● Passage to read

The Main Competition was cut slightly from its usual 21 to 18 titles this year. As usual, it comprised a panoramic selection from across the world, including Europe (with a good representation from Italy), Israel, Iran, India, North America and Mexico, and Japan. In the end, the jury chose the United States entry Nomadland by Chloé Zhao as the winner of the main Golden Lion Award for Best Film this year. The film, adapted from a 2017 book by journalist Jessica Bruder, stars Frances McDormand (who also co-produced the film) as a woman who leaves her small town to travel around the American West.
Other awards were distributed across the Main Competition film selection: The Grand Jury Prize went to the film New Order by Michel Franco; Silver Lion to Kiyoshi Kurosawa for Wife of a Spy; Volpi Cup for Best Actress to Vanessa Kirby for Pieces of a Woman; Volpi Cup for Best Actor to Pierfrancesco Favino for Padrenostro; Best Screenplay Award to Chaitanya Tamhane for The Disciple; Special Jury Prize to Dear Comrades! by Andrei Konchalovsky; and The Marcello Mastroianni Award for Best Young Actor or Actress went to Rouhollah Zamani for Sun Children.

● Challenge
Edit the festival awards text from the words "Other awards were" through "for Sun Children.", and put "Best Script Award" in place of "Best Screenplay Award".

[Element location data]
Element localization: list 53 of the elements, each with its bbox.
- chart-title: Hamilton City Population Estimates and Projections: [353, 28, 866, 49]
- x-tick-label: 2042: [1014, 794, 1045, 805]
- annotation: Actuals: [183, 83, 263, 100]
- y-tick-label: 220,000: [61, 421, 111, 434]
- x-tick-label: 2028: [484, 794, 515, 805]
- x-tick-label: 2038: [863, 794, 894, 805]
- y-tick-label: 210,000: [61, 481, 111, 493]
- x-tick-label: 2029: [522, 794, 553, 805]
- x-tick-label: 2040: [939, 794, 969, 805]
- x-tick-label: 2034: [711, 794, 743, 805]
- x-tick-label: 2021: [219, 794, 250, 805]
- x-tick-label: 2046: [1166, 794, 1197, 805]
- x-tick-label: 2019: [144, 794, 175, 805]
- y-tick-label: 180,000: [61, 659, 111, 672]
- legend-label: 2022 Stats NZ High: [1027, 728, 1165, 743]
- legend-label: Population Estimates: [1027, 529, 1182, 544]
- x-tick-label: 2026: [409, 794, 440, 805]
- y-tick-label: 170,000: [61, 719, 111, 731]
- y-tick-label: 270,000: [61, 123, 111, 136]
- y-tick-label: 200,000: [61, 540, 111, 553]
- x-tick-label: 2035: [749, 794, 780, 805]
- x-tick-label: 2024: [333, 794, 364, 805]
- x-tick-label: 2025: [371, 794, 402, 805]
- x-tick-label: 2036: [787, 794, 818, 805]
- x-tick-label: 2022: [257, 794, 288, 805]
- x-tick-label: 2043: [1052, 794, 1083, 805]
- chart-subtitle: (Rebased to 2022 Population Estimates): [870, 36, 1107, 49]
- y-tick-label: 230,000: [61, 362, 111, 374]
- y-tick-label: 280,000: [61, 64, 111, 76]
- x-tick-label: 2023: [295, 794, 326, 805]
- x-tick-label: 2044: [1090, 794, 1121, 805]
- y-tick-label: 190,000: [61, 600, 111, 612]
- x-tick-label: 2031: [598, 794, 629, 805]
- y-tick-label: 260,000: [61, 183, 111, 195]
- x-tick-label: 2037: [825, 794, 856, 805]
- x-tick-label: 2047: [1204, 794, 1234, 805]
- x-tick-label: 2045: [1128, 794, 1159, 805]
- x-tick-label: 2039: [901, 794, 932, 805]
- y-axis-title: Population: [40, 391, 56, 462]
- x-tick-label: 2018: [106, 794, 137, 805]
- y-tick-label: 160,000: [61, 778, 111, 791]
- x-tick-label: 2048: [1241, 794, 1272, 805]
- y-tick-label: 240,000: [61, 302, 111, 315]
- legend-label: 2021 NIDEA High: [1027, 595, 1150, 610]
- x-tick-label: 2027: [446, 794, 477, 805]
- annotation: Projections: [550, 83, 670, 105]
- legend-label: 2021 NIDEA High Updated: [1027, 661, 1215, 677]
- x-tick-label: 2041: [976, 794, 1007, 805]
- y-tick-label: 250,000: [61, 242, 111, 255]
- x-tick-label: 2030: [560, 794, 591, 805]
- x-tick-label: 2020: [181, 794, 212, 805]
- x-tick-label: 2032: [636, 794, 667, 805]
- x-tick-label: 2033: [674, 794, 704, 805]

● Task result
Other awards were distributed across the Main Competition film selection: The Grand Jury Prize went to the film New Order by Michel Franco; Silver Lion to Kiyoshi Kurosawa for Wife of a Spy; Volpi Cup for Best Actress to Vanessa Kirby for Pieces of a Woman; Volpi Cup for Best Actor to Pierfrancesco Favino for Padrenostro; Best Script Award to Chaitanya Tamhane for The Disciple; Special Jury Prize to Dear Comrades! by Andrei Konchalovsky; and The Marcello Mastroianni Award for Best Young Actor or Actress went to Rouhollah Zamani for Sun Children.